- [WHAT THIS TASK INVOLVES] Can you transcribe the whole article on the sculptor Tazuko Ichikawa below, keeping every line, word and mark unchanged?

- [SOURCE EXTRACT]
## START

- Born: 1941 (age 84–85) Tokyo, Japan
- Website: http://www.tazukoichikawa.com/

= Tazuko Ichikawa =

Tazuko Ichikawa (born 1941, Tokyo, Japan) is an artist, primarily a sculptor, based in the Washington, D.C. area. Her studio is in Maryland. The forms of her sculptures are abstract, organic, and streamlined, and she employs natural materials. Curved, draping, bending, and flowing shapes repeat throughout her body of work.

== Biography and training ==
She was raised in Kamakura, Japan. She received her B.A. from Keio University in Tokyo. She moved to Washington, D.C. around 1971.

== Career and work ==
Ichikawa started sculpting around 1984. Her work incorporates Japanese principles and minimalist influences. Her media include wood, wax, metal, plastic, rope, and paint. Her color palette is generally subdued, with black, off-white, brown, gray, and navy tones. Her series include "the Plexi Series," "Vertical Series," "Wood & Wax Sculptures," and "Wood & Rope Sculptures." Her three-dimensional oeuvre includes outdoor sculptures, with titles such as Gather (2006) and Flow (2006), made of wood, rocks and stones, branches, and engaging bodies of water.

She creates works on paper as well. Her two-dimensional works utilize geometric shapes, lines, and the push-and-pull of perspectival space.

She was associated with the Washington Women's Art Center, and she has exhibited widely at commercial galleries and museums.

Collections

- Far and Close XVII (1985), oil pastel on paper, Smithsonian American Art Museum
- Reaching (1993-1994), wood and oil, University of Maryland Art Gallery
- Snow Draping (2014), wood and wax, University of Maryland Art Gallery

== Exhibitions ==
Solo Exhibitions

- Gallery 10, Ltd., Washington, DC (1983)

## END

- [DATASET CONTENT]

## START

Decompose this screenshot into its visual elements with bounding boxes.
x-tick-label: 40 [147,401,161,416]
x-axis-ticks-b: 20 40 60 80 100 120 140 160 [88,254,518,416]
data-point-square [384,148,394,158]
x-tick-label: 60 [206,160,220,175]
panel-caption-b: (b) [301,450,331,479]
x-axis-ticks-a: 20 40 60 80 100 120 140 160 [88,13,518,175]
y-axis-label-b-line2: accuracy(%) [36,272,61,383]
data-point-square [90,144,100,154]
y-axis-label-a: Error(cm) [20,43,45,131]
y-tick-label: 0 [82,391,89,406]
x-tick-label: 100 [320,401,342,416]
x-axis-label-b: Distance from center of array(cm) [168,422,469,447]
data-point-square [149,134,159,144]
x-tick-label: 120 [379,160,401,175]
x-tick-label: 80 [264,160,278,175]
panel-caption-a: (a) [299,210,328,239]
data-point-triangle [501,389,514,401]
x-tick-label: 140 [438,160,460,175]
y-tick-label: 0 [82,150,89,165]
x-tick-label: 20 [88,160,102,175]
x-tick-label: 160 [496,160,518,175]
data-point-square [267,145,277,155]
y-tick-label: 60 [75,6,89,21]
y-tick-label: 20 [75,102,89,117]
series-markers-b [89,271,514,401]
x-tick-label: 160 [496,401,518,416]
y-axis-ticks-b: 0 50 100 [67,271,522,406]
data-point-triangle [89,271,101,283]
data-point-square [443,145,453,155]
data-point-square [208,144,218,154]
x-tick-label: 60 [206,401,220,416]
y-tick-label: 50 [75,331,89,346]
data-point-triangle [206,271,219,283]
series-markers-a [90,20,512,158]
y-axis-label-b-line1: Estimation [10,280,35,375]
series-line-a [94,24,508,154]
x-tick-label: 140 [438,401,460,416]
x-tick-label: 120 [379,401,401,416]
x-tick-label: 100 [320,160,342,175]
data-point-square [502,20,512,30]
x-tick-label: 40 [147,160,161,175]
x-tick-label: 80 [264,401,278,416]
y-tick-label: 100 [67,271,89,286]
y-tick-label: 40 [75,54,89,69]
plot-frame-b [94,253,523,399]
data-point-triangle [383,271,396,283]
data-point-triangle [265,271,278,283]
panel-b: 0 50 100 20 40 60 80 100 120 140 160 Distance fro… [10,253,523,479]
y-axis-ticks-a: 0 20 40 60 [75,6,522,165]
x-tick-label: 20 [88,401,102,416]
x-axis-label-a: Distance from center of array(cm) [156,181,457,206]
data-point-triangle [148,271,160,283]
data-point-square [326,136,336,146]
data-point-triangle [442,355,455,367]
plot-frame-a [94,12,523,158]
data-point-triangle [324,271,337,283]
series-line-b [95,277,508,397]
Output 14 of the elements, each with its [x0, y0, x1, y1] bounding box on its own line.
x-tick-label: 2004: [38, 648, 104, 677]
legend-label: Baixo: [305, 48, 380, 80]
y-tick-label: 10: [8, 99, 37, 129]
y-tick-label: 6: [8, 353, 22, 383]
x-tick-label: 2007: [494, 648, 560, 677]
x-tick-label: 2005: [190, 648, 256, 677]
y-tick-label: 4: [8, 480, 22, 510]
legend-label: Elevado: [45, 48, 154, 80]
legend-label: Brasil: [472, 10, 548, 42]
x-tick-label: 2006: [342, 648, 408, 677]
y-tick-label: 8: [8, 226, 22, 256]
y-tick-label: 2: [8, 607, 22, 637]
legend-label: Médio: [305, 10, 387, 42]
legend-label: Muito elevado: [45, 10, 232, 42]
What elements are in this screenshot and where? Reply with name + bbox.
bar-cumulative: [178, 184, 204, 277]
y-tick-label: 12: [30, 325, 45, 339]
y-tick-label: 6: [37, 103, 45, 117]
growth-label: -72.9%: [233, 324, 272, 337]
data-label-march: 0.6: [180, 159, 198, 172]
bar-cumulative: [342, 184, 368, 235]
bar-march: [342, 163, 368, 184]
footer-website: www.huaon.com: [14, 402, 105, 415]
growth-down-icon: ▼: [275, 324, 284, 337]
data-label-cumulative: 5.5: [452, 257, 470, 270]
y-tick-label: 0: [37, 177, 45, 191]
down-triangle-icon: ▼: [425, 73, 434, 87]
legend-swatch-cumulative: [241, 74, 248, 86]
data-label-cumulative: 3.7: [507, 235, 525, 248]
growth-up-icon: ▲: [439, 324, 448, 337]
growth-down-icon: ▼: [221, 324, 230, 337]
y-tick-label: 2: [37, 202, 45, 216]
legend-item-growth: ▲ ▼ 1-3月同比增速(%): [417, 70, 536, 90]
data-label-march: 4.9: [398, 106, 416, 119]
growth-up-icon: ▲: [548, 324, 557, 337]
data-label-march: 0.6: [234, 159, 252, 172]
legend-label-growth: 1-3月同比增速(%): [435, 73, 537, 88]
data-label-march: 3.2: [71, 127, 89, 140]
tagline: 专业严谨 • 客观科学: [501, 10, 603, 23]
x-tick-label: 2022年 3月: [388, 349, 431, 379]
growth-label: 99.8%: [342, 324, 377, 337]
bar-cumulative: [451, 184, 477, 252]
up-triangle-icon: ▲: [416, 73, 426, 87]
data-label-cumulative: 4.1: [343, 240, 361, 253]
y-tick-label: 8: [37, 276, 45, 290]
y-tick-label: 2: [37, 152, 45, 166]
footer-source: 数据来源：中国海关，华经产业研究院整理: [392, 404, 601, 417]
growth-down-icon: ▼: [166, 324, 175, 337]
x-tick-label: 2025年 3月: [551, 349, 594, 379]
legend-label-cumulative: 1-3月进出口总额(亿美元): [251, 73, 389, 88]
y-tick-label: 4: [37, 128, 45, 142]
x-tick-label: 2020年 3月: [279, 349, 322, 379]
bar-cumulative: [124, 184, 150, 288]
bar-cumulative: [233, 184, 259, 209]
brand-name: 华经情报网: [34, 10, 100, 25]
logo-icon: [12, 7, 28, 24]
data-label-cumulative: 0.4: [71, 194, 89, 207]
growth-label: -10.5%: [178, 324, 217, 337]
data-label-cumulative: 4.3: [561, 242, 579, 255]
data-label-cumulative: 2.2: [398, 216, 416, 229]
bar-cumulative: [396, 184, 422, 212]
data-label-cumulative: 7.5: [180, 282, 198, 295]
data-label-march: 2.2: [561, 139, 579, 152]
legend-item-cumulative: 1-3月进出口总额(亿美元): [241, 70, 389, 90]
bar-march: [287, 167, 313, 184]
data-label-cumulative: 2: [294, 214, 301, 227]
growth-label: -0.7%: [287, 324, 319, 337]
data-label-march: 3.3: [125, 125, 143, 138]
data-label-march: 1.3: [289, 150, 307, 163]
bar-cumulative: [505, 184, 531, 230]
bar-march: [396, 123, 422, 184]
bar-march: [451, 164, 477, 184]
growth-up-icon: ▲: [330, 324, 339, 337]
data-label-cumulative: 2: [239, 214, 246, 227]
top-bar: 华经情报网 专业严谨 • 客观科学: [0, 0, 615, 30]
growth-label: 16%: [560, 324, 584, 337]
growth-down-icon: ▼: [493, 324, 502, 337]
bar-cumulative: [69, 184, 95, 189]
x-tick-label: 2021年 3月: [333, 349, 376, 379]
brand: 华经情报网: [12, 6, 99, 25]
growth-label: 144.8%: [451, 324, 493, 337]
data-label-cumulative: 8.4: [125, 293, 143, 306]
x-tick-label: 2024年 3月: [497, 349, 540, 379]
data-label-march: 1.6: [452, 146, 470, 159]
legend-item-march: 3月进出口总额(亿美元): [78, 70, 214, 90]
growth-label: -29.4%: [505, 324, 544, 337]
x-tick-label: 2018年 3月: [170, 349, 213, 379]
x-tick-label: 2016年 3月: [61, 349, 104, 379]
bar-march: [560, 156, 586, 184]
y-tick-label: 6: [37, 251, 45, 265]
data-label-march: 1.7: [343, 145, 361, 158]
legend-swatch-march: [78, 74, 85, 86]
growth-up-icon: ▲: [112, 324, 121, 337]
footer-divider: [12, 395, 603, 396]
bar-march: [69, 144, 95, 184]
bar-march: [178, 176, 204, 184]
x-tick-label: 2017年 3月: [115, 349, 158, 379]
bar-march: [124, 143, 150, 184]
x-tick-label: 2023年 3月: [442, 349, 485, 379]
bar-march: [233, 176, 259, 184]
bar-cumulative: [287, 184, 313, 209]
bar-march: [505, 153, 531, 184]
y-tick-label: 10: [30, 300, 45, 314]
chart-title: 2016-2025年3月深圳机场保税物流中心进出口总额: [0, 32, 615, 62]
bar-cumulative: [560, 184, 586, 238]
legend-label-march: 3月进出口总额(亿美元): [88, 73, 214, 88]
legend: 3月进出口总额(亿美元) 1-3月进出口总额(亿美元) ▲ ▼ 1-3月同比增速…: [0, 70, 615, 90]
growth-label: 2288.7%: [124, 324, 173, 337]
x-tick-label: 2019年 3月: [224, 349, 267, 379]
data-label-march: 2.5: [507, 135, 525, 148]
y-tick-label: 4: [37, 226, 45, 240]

## END

- [RESULT]
- Born: 1941 (age 84–85) Tokyo, Japan
- Website: http://www.tazukoichikawa.com/

= Tazuko Ichikawa =

Tazuko Ichikawa (born 1941, Tokyo, Japan) is an artist, primarily a sculptor, based in the Washington, D.C. area. Her studio is in Maryland. The forms of her sculptures are abstract, organic, and streamlined, and she employs natural materials. Curved, draping, bending, and flowing shapes repeat throughout her body of work.

== Biography and training ==
She was raised in Kamakura, Japan. She received her B.A. from Keio University in Tokyo. She moved to Washington, D.C. around 1971.

== Career and work ==
Ichikawa started sculpting around 1984. Her work incorporates Japanese principles and minimalist influences. Her media include wood, wax, metal, plastic, rope, and paint. Her color palette is generally subdued, with black, off-white, brown, gray, and navy tones. Her series include "the Plexi Series," "Vertical Series," "Wood & Wax Sculptures," and "Wood & Rope Sculptures." Her three-dimensional oeuvre includes outdoor sculptures, with titles such as Gather (2006) and Flow (2006), made of wood, rocks and stones, branches, and engaging bodies of water.

She creates works on paper as well. Her two-dimensional works utilize geometric shapes, lines, and the push-and-pull of perspectival space.

She was associated with the Washington Women's Art Center, and she has exhibited widely at commercial galleries and museums.

Collections

- Far and Close XVII (1985), oil pastel on paper, Smithsonian American Art Museum
- Reaching (1993-1994), wood and oil, University of Maryland Art Gallery
- Snow Draping (2014), wood and wax, University of Maryland Art Gallery

== Exhibitions ==
Solo Exhibitions

- Gallery 10, Ltd., Washington, DC (1983)